[start of GIVEN DATA]

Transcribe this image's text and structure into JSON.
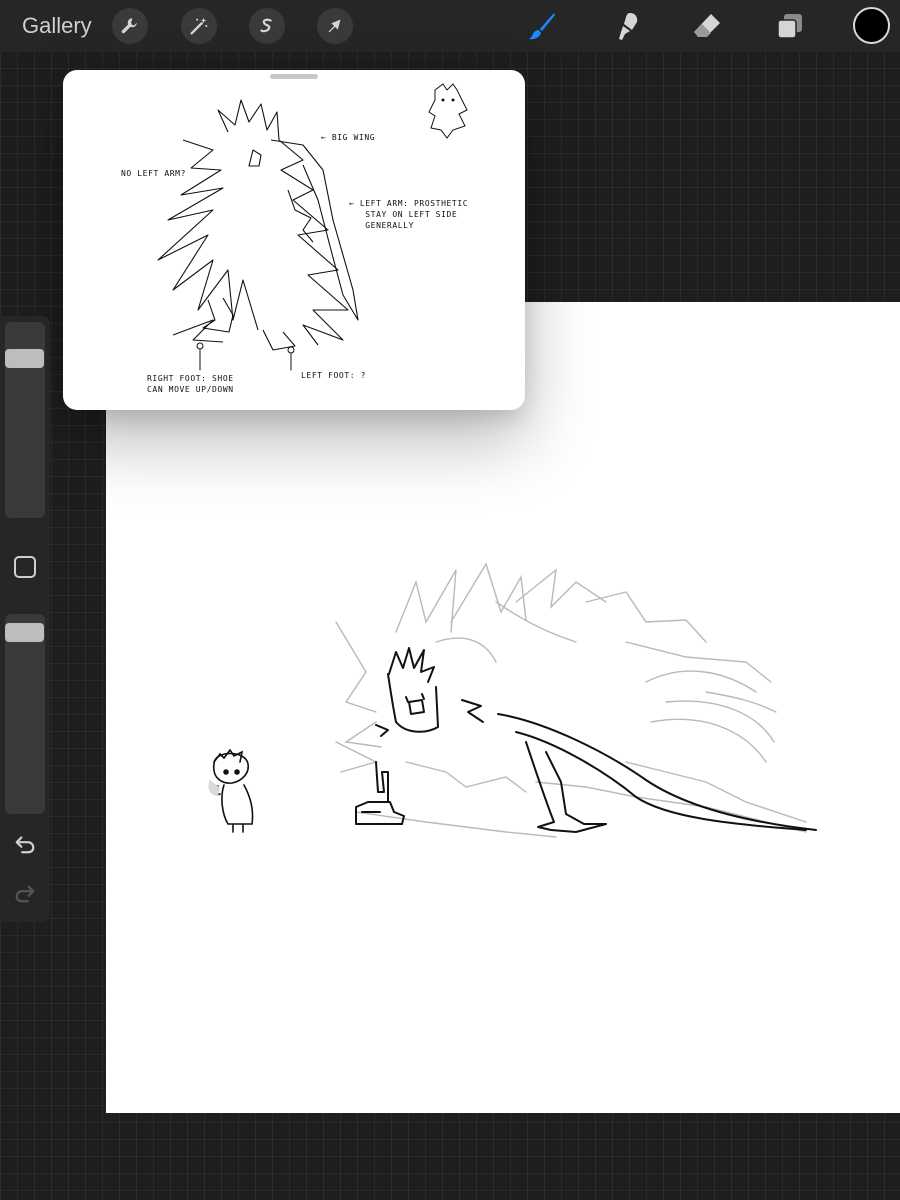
{
  "toolbar": {
    "gallery_label": "Gallery",
    "left_tools": [
      "wrench-icon",
      "magic-wand-icon",
      "selection-icon",
      "transform-arrow-icon"
    ],
    "right_tools": [
      "brush-icon",
      "smudge-icon",
      "eraser-icon",
      "layers-icon"
    ],
    "active_tool": "brush",
    "accent_color": "#1a8cff",
    "current_color": "#000000"
  },
  "reference": {
    "notes": {
      "big_wing": "← BIG WING",
      "no_left_arm": "NO LEFT ARM?",
      "left_arm_prosthetic": "← LEFT ARM: PROSTHETIC\n   STAY ON LEFT SIDE\n   GENERALLY",
      "right_foot": "RIGHT FOOT: SHOE\nCAN MOVE UP/DOWN",
      "left_foot": "LEFT FOOT: ?"
    }
  },
  "sidebar": {
    "brush_size_level": 0.85,
    "opacity_level": 0.95
  }
}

[end of GIVEN DATA]

- **WRITTEN REQUEST**:
Quote the records in their entirety, keeping the wording exact and excluding pictures.

- **EXERCISE RESULT**:
Transcribe this image's text and structure into JSON.
{
  "toolbar": {
    "gallery_label": "Gallery",
    "left_tools": [
      "wrench-icon",
      "magic-wand-icon",
      "selection-icon",
      "transform-arrow-icon"
    ],
    "right_tools": [
      "brush-icon",
      "smudge-icon",
      "eraser-icon",
      "layers-icon"
    ],
    "active_tool": "brush",
    "accent_color": "#1a8cff",
    "current_color": "#000000"
  },
  "reference": {
    "notes": {
      "big_wing": "← BIG WING",
      "no_left_arm": "NO LEFT ARM?",
      "left_arm_prosthetic": "← LEFT ARM: PROSTHETIC\n   STAY ON LEFT SIDE\n   GENERALLY",
      "right_foot": "RIGHT FOOT: SHOE\nCAN MOVE UP/DOWN",
      "left_foot": "LEFT FOOT: ?"
    }
  },
  "sidebar": {
    "brush_size_level": 0.85,
    "opacity_level": 0.95
  }
}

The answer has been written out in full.